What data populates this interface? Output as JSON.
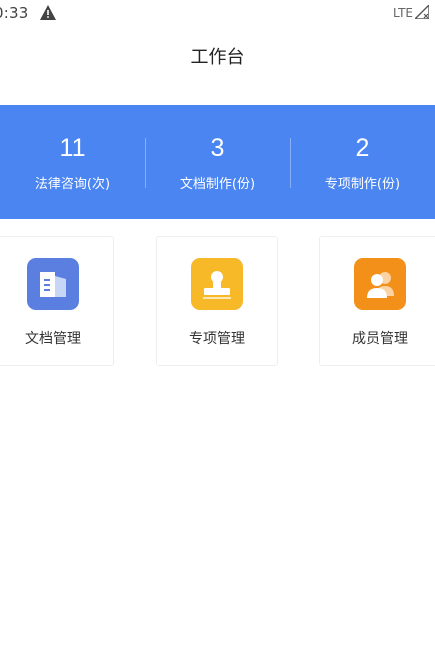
{
  "status_bar": {
    "time": "0:33",
    "network": "LTE",
    "icons": [
      "warning-icon",
      "signal-icon"
    ]
  },
  "header": {
    "title": "工作台"
  },
  "stats": [
    {
      "value": "11",
      "label": "法律咨询(次)"
    },
    {
      "value": "3",
      "label": "文档制作(份)"
    },
    {
      "value": "2",
      "label": "专项制作(份)"
    }
  ],
  "cards": [
    {
      "label": "文档管理",
      "icon": "document-building-icon",
      "color": "#5b7fe0"
    },
    {
      "label": "专项管理",
      "icon": "stamp-icon",
      "color": "#f7b928"
    },
    {
      "label": "成员管理",
      "icon": "members-icon",
      "color": "#f39019"
    }
  ],
  "colors": {
    "accent": "#4a85f1",
    "background": "#ffffff"
  }
}
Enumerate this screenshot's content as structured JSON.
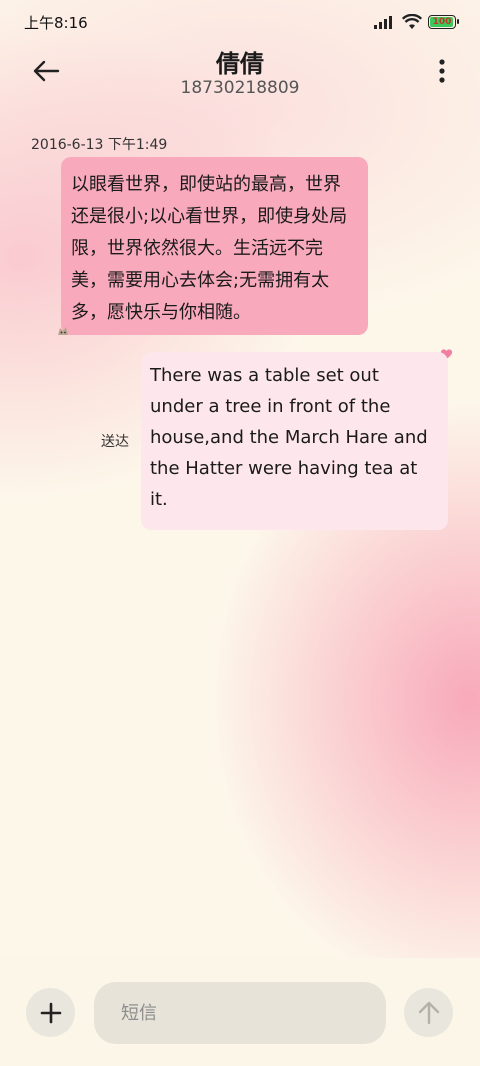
{
  "status_bar": {
    "time": "上午8:16",
    "battery": "100",
    "icons": [
      "signal-icon",
      "wifi-icon",
      "battery-icon"
    ]
  },
  "header": {
    "contact_name": "倩倩",
    "contact_number": "18730218809",
    "icons": [
      "back-arrow-icon",
      "more-vertical-icon"
    ]
  },
  "conversation": {
    "timestamp": "2016-6-13 下午1:49",
    "received_message": "以眼看世界，即使站的最高，世界还是很小;以心看世界，即使身处局限，世界依然很大。生活远不完美，需要用心去体会;无需拥有太多，愿快乐与你相随。",
    "sent_message": "There was a table set out under a tree in front of the house,and the March Hare and the Hatter were having tea at it.",
    "sent_status": "送达",
    "received_bubble_color": "#f9a9bc",
    "sent_bubble_color": "#fde6ec"
  },
  "composer": {
    "placeholder": "短信",
    "icons": [
      "plus-icon",
      "send-arrow-up-icon"
    ]
  }
}
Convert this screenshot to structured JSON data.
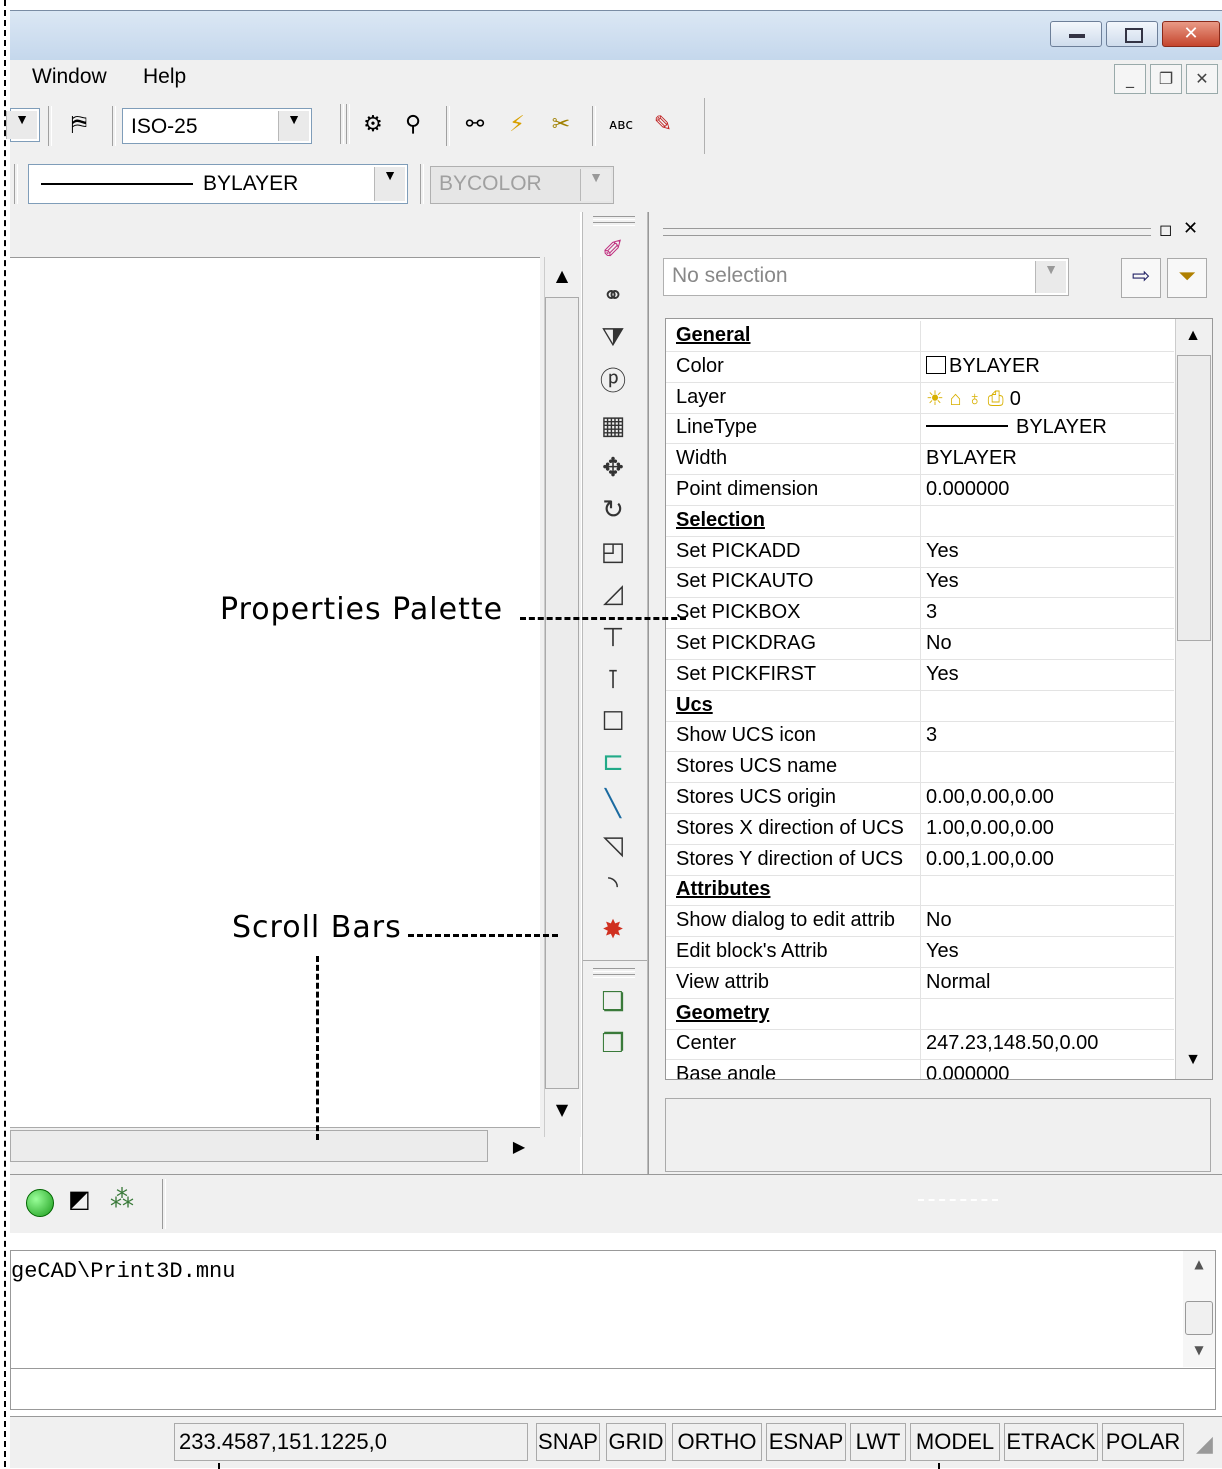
{
  "menu": {
    "window": "Window",
    "help": "Help"
  },
  "toolbar": {
    "dimstyle": "ISO-25",
    "linetype": "BYLAYER",
    "plotstyle": "BYCOLOR"
  },
  "palette": {
    "selection_combo": "No selection",
    "rows": [
      {
        "name": "General",
        "value": "",
        "category": true
      },
      {
        "name": "Color",
        "value": "BYLAYER"
      },
      {
        "name": "Layer",
        "value": "0"
      },
      {
        "name": "LineType",
        "value": "BYLAYER"
      },
      {
        "name": "Width",
        "value": "BYLAYER"
      },
      {
        "name": "Point dimension",
        "value": "0.000000"
      },
      {
        "name": "Selection",
        "value": "",
        "category": true
      },
      {
        "name": "Set PICKADD",
        "value": "Yes"
      },
      {
        "name": "Set PICKAUTO",
        "value": "Yes"
      },
      {
        "name": "Set PICKBOX",
        "value": "3"
      },
      {
        "name": "Set PICKDRAG",
        "value": "No"
      },
      {
        "name": "Set PICKFIRST",
        "value": "Yes"
      },
      {
        "name": "Ucs",
        "value": "",
        "category": true
      },
      {
        "name": "Show UCS icon",
        "value": "3"
      },
      {
        "name": "Stores UCS name",
        "value": ""
      },
      {
        "name": "Stores UCS origin",
        "value": "0.00,0.00,0.00"
      },
      {
        "name": "Stores X direction of UCS",
        "value": "1.00,0.00,0.00"
      },
      {
        "name": "Stores Y direction of UCS",
        "value": "0.00,1.00,0.00"
      },
      {
        "name": "Attributes",
        "value": "",
        "category": true
      },
      {
        "name": "Show dialog to edit attrib",
        "value": "No"
      },
      {
        "name": "Edit block's Attrib",
        "value": "Yes"
      },
      {
        "name": "View attrib",
        "value": "Normal"
      },
      {
        "name": "Geometry",
        "value": "",
        "category": true
      },
      {
        "name": "Center",
        "value": "247.23,148.50,0.00"
      },
      {
        "name": "Base angle",
        "value": "0.000000"
      }
    ]
  },
  "command": {
    "history": "geCAD\\Print3D.mnu",
    "input": ""
  },
  "status": {
    "coords": "233.4587,151.1225,0",
    "buttons": [
      "SNAP",
      "GRID",
      "ORTHO",
      "ESNAP",
      "LWT",
      "MODEL",
      "ETRACK",
      "POLAR"
    ]
  },
  "annotations": {
    "properties": "Properties Palette",
    "scrollbars": "Scroll Bars"
  }
}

★ ★ ★ ★

What is the number of lines in the records that contain "JSON"? Give that number only.

3